_TUGAS YANG DIBERIKAN 1_
Tukarlah "Yahudi" dengan "Ibrani", lalu tuliskan kembali bagian teks tentang orang Samaria dari "Kemudian mereka membangun" sampai dengan "Samaria (Yohanes 8:48).", termasuk kedua ujungnya.

::: TEKS BACAAN :::

Kemudian mereka membangun lagi yang lain di Sikhar. Permusuhan yang
pahit antara orang Yahudi dan Samaria berkelanjutan hingga di masa
Tuhan Yesus "Sebab orang Yahudi tidak bergaul dengan orang Samaria"
(Yohanes 4:9) Tuhan Yesus sendiri pernah diejek sebagai orang
Samaria (Yohanes 8:48).
Dengan latar belakang itulah orang Samaria tersebut menganggap
dirinya tidak layak menerima penyembuhan tersebut seperti Rasul
Paulus yang menyatakan bahwa ia tidak layak menerima pengampunan
Tuhan: "Perkataan ini benar dan patut diterima sepenuhnya: 'Kristus
Yesus datang ke dunia untuk menyelamatkan orang berdosa, dan di
antara mereka akulah yang paling berdosa.'" (1Timotius 1:15). Hingga
tidak heran jika orang Samaria "lalu tersungkur di depan kaki Yesus
dan mengucap syukur kepada-Nya". Dengan tersungkur bukan saja
menyatakan kerendahan hati orang Samaria itu untuk mengakui ketidak-
layakannya menerima kesembuhan itu, tetapi juga sekaligus mengakui
bahwa Yesus adalah Allah, karena hanya Allah yang patut disembah
sambil tersungkur. Itulah sebabnya Tuhan berkata: "Imanmu telah
menyelamatkan engkau." (Lukas 17:19). Iman orang Samaria itu telah
memberinya kesembuhan fisik sekaligus keselamatan bagi jiwa dan
rohnya. Di bulan Thanksgiving ini adakah kita juga mengucap syukur
sambil tersungkur kepada Tuhan yang telah menyembuhkan dan
menyelamatkan kita dari penyakit dosa?
DOA PERMOHONANNYA DIKABULKAN TUHAN
Sangat menarik sekali jika kita perhatikan bahwa ketika mereka tahu
Yesus sedang lewat mereka berteriak: "Yesus, Guru, kasihanilah
kami!" Dan sekarang setelah orang Samaria disembuhkan ia juga
memuliakan Allah dengan suara nyaring. Sekalipun orang Yahudi dan
orang Samaria bermusuhan, namun dalam keterkucilan karena kusta
mereka bisa bersatu. Hal ini menunjukkan bahwa penderitaan
menyebabkan manusia yang bermusuhan bisa bersatu. Penyakit kusta
adalah simbol daripada dosa dan dibawah dosa kita semua menjadi satu
"Karena semua orang telah berbuat dosa dan telah kehilangan
kemuliaan Allah," (Roma 3:23). Tuhan yang maha kuasa dan pengasih,
bukan saja mendengarkan doa mereka tetapi juga mengabulkan
permohonan mereka. Semuanya disembuhkan tanpa kecuali. Tapi sayang
hanya seorang, yaitu orang Samaria yang kembali dan mengucap syukur.

::: MASUKAN TUGAS :::

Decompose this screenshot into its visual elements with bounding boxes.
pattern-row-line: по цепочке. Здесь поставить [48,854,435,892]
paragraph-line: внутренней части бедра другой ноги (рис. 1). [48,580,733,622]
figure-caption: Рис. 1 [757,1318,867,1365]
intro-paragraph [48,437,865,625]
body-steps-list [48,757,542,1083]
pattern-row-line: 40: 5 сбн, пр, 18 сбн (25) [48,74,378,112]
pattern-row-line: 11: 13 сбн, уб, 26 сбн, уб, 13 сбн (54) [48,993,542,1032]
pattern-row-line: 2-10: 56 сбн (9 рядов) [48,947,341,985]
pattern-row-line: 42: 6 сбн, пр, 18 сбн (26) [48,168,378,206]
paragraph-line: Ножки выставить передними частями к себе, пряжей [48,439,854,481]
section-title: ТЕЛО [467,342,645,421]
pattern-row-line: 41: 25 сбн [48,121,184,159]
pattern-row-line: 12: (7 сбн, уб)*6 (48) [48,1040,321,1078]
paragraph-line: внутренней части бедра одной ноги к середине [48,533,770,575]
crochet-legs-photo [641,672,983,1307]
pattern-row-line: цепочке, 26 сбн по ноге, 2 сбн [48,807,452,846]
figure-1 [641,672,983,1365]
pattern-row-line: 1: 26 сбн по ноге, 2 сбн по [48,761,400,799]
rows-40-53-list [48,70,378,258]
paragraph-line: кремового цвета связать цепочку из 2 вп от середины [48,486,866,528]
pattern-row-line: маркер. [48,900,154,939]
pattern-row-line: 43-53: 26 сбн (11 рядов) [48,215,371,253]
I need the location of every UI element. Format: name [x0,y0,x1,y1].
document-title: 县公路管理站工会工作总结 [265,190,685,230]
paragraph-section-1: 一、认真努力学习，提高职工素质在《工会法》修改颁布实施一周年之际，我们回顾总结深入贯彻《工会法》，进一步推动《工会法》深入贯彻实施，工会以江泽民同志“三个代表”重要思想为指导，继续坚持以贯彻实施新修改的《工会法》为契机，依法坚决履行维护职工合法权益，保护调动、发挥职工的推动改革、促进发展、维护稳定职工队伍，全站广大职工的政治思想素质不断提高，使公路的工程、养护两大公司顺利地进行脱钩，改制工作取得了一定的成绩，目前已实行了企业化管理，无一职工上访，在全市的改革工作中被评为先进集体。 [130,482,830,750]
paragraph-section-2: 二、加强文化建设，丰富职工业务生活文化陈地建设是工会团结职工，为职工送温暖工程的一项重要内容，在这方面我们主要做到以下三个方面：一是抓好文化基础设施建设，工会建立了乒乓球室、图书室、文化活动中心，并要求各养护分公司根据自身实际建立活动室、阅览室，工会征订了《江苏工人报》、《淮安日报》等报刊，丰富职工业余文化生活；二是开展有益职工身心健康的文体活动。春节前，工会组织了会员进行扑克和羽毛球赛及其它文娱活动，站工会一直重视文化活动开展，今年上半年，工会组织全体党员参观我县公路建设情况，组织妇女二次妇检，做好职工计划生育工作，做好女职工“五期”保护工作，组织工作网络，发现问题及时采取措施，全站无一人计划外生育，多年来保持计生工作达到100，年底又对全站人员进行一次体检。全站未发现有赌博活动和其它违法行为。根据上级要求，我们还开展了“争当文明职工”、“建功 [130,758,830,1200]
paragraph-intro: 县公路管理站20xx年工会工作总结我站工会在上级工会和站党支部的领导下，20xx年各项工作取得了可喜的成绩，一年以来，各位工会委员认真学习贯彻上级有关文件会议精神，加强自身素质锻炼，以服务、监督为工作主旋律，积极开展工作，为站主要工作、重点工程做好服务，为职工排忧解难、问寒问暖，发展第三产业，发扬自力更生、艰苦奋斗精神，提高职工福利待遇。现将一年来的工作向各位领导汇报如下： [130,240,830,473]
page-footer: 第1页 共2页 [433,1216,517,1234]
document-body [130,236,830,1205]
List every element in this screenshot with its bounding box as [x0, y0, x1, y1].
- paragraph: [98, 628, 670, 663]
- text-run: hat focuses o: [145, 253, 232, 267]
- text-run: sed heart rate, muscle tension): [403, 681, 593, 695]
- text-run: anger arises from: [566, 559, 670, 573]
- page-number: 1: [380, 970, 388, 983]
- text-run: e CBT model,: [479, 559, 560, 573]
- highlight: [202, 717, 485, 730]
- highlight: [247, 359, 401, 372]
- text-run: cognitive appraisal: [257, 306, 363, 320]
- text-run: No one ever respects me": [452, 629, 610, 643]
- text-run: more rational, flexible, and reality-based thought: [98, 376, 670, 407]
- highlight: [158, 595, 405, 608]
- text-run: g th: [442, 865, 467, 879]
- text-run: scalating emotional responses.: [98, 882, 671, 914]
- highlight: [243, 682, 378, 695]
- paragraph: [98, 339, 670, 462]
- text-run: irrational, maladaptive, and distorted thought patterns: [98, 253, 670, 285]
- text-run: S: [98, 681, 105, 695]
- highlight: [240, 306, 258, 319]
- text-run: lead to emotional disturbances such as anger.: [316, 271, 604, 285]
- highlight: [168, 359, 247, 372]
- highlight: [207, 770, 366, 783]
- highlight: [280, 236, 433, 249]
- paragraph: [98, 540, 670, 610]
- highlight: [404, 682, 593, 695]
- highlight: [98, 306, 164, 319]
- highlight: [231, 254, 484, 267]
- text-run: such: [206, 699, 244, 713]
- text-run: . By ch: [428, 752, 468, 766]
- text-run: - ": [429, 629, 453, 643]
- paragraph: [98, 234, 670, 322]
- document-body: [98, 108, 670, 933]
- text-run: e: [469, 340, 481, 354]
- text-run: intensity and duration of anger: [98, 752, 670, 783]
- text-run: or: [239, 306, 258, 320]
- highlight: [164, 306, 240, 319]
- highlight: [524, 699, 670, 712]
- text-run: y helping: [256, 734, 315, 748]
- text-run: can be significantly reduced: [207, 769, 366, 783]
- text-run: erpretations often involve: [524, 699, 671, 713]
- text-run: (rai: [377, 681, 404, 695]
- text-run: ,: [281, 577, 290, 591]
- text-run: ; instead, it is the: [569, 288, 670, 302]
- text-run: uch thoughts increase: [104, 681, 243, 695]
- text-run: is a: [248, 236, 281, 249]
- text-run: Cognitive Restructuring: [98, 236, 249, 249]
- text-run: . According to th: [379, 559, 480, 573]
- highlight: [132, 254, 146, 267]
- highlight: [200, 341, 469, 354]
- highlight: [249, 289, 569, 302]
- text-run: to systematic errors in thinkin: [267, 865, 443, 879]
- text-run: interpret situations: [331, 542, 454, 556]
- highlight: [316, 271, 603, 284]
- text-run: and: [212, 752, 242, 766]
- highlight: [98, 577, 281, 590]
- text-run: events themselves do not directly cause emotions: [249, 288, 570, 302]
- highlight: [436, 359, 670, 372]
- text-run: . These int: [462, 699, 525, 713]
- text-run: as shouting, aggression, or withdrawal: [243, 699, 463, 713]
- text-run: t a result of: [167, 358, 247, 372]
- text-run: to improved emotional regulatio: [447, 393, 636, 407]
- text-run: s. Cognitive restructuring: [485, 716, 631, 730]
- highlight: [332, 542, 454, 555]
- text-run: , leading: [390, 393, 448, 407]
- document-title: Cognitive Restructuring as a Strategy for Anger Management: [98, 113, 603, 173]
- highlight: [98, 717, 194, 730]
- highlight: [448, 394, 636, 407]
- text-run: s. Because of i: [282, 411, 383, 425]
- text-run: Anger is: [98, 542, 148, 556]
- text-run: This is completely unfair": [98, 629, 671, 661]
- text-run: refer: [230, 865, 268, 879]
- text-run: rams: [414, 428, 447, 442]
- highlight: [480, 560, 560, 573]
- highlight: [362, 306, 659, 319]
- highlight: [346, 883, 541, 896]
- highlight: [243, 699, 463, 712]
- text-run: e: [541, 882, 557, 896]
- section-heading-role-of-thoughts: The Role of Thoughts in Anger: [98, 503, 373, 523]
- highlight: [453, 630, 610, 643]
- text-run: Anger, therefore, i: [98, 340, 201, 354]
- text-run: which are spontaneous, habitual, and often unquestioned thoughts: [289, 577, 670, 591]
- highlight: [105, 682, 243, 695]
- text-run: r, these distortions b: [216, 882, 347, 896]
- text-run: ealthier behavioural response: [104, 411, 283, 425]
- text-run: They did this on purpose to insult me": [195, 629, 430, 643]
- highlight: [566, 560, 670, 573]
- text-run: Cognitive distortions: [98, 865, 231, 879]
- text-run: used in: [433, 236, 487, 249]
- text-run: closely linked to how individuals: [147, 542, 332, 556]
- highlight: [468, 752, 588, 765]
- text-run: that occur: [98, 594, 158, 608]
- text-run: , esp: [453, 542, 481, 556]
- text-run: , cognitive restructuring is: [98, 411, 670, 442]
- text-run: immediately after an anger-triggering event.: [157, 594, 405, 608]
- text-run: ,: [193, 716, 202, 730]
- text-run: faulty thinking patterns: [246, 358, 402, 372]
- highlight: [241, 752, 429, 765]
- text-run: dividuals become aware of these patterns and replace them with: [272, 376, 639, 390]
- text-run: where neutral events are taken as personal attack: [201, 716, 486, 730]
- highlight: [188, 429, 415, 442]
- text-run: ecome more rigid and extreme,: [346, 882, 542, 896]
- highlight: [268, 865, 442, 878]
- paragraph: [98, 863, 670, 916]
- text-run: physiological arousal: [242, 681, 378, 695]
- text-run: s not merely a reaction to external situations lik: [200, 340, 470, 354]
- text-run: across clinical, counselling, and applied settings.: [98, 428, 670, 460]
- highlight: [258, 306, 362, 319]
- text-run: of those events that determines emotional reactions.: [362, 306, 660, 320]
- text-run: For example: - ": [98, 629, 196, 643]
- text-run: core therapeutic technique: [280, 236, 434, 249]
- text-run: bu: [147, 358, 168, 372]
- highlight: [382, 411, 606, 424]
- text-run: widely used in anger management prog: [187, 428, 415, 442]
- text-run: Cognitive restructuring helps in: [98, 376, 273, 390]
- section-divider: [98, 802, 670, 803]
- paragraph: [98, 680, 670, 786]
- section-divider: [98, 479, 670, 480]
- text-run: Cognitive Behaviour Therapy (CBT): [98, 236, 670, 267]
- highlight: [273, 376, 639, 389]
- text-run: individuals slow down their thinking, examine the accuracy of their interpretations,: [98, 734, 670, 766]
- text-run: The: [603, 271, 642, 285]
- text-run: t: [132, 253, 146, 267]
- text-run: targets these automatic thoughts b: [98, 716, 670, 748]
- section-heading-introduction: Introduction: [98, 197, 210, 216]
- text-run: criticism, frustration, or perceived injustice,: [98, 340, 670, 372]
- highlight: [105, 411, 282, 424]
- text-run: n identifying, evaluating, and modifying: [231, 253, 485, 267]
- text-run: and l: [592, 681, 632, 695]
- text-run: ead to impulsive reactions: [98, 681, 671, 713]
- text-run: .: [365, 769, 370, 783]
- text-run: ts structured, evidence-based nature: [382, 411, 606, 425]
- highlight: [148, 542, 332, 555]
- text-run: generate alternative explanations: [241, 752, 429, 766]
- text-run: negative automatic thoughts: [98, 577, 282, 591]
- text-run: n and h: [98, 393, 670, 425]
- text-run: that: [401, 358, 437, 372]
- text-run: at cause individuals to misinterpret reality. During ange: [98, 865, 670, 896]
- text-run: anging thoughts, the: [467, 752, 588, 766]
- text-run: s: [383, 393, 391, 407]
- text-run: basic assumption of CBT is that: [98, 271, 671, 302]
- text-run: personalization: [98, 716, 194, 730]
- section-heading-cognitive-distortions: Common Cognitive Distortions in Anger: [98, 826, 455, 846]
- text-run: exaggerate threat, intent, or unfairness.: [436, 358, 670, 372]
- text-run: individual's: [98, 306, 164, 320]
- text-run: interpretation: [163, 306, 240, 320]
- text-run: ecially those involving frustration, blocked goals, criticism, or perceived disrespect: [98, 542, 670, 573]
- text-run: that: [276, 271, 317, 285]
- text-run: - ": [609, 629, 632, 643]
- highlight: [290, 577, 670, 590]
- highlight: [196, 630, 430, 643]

:::

_TUGAS YANG DIBERIKAN 2_
Salin tanpa perubahan baris-baris data dari awal data sampai dengan baris yang memuat "pattern-row-line: маркер. [48,900,154,939]", termasuk baris tersebut.

_JAWABAN LATIHAN 1_
Kemudian mereka membangun lagi yang lain di Sikhar. Permusuhan yang
pahit antara orang Ibrani dan Samaria berkelanjutan hingga di masa
Tuhan Yesus "Sebab orang Ibrani tidak bergaul dengan orang Samaria"
(Yohanes 4:9) Tuhan Yesus sendiri pernah diejek sebagai orang
Samaria (Yohanes 8:48).

_JAWABAN LATIHAN 2_
Decompose this screenshot into its visual elements with bounding boxes.
pattern-row-line: по цепочке. Здесь поставить [48,854,435,892]
paragraph-line: внутренней части бедра другой ноги (рис. 1). [48,580,733,622]
figure-caption: Рис. 1 [757,1318,867,1365]
intro-paragraph [48,437,865,625]
body-steps-list [48,757,542,1083]
pattern-row-line: 40: 5 сбн, пр, 18 сбн (25) [48,74,378,112]
pattern-row-line: 11: 13 сбн, уб, 26 сбн, уб, 13 сбн (54) [48,993,542,1032]
pattern-row-line: 2-10: 56 сбн (9 рядов) [48,947,341,985]
pattern-row-line: 42: 6 сбн, пр, 18 сбн (26) [48,168,378,206]
paragraph-line: Ножки выставить передними частями к себе, пряжей [48,439,854,481]
section-title: ТЕЛО [467,342,645,421]
pattern-row-line: 41: 25 сбн [48,121,184,159]
pattern-row-line: 12: (7 сбн, уб)*6 (48) [48,1040,321,1078]
paragraph-line: внутренней части бедра одной ноги к середине [48,533,770,575]
crochet-legs-photo [641,672,983,1307]
pattern-row-line: цепочке, 26 сбн по ноге, 2 сбн [48,807,452,846]
figure-1 [641,672,983,1365]
pattern-row-line: 1: 26 сбн по ноге, 2 сбн по [48,761,400,799]
rows-40-53-list [48,70,378,258]
paragraph-line: кремового цвета связать цепочку из 2 вп от середины [48,486,866,528]
pattern-row-line: маркер. [48,900,154,939]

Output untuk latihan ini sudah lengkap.